# Start of Records for the task

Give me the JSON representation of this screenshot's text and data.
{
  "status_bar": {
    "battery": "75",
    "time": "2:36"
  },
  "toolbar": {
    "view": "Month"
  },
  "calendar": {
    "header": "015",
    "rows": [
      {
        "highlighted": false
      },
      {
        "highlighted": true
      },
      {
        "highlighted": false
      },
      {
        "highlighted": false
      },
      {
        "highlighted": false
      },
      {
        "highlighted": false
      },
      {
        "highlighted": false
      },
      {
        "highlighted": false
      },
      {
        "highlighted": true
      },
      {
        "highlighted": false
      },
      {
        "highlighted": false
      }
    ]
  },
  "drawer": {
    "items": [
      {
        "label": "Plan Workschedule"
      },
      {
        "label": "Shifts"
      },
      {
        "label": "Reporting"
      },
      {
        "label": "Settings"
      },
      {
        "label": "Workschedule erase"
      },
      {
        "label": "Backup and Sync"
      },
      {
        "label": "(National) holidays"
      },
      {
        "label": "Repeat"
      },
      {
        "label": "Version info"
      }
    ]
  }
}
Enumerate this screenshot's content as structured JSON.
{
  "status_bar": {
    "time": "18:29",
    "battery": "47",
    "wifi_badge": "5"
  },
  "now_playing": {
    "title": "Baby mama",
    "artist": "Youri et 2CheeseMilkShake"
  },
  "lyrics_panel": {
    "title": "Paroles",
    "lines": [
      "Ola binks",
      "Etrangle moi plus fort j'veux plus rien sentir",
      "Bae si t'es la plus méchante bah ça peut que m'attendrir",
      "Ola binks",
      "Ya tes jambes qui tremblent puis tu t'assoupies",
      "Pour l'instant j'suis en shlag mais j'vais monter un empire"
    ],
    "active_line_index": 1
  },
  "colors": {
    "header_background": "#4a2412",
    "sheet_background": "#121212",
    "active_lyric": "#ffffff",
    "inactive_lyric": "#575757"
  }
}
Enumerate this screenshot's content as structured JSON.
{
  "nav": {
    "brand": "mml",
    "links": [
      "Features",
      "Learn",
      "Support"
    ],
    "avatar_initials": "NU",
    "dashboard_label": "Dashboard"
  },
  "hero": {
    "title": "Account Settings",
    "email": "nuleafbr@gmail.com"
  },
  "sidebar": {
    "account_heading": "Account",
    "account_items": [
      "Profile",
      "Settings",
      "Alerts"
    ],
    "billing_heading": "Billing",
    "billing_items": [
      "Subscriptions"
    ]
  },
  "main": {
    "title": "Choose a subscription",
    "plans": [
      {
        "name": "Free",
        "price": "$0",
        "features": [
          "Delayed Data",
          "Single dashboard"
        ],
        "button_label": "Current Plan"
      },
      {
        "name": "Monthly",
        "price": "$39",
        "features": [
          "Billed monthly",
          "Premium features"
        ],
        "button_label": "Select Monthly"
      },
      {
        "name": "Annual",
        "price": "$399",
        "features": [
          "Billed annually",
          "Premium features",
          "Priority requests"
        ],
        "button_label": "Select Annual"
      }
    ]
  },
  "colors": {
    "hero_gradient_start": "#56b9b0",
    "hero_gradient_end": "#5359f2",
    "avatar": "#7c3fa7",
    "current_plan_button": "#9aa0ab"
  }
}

# End of Records for the task

Task directions => Reproduce the full listing word for word.

Result =>
Give me the JSON representation of this screenshot's text and data.
{
  "status_bar": {
    "battery": "75",
    "time": "2:36"
  },
  "toolbar": {
    "view": "Month"
  },
  "calendar": {
    "header": "015",
    "rows": [
      {
        "highlighted": false
      },
      {
        "highlighted": true
      },
      {
        "highlighted": false
      },
      {
        "highlighted": false
      },
      {
        "highlighted": false
      },
      {
        "highlighted": false
      },
      {
        "highlighted": false
      },
      {
        "highlighted": false
      },
      {
        "highlighted": true
      },
      {
        "highlighted": false
      },
      {
        "highlighted": false
      }
    ]
  },
  "drawer": {
    "items": [
      {
        "label": "Plan Workschedule"
      },
      {
        "label": "Shifts"
      },
      {
        "label": "Reporting"
      },
      {
        "label": "Settings"
      },
      {
        "label": "Workschedule erase"
      },
      {
        "label": "Backup and Sync"
      },
      {
        "label": "(National) holidays"
      },
      {
        "label": "Repeat"
      },
      {
        "label": "Version info"
      }
    ]
  }
}
Enumerate this screenshot's content as structured JSON.
{
  "status_bar": {
    "time": "18:29",
    "battery": "47",
    "wifi_badge": "5"
  },
  "now_playing": {
    "title": "Baby mama",
    "artist": "Youri et 2CheeseMilkShake"
  },
  "lyrics_panel": {
    "title": "Paroles",
    "lines": [
      "Ola binks",
      "Etrangle moi plus fort j'veux plus rien sentir",
      "Bae si t'es la plus méchante bah ça peut que m'attendrir",
      "Ola binks",
      "Ya tes jambes qui tremblent puis tu t'assoupies",
      "Pour l'instant j'suis en shlag mais j'vais monter un empire"
    ],
    "active_line_index": 1
  },
  "colors": {
    "header_background": "#4a2412",
    "sheet_background": "#121212",
    "active_lyric": "#ffffff",
    "inactive_lyric": "#575757"
  }
}
Enumerate this screenshot's content as structured JSON.
{
  "nav": {
    "brand": "mml",
    "links": [
      "Features",
      "Learn",
      "Support"
    ],
    "avatar_initials": "NU",
    "dashboard_label": "Dashboard"
  },
  "hero": {
    "title": "Account Settings",
    "email": "nuleafbr@gmail.com"
  },
  "sidebar": {
    "account_heading": "Account",
    "account_items": [
      "Profile",
      "Settings",
      "Alerts"
    ],
    "billing_heading": "Billing",
    "billing_items": [
      "Subscriptions"
    ]
  },
  "main": {
    "title": "Choose a subscription",
    "plans": [
      {
        "name": "Free",
        "price": "$0",
        "features": [
          "Delayed Data",
          "Single dashboard"
        ],
        "button_label": "Current Plan"
      },
      {
        "name": "Monthly",
        "price": "$39",
        "features": [
          "Billed monthly",
          "Premium features"
        ],
        "button_label": "Select Monthly"
      },
      {
        "name": "Annual",
        "price": "$399",
        "features": [
          "Billed annually",
          "Premium features",
          "Priority requests"
        ],
        "button_label": "Select Annual"
      }
    ]
  },
  "colors": {
    "hero_gradient_start": "#56b9b0",
    "hero_gradient_end": "#5359f2",
    "avatar": "#7c3fa7",
    "current_plan_button": "#9aa0ab"
  }
}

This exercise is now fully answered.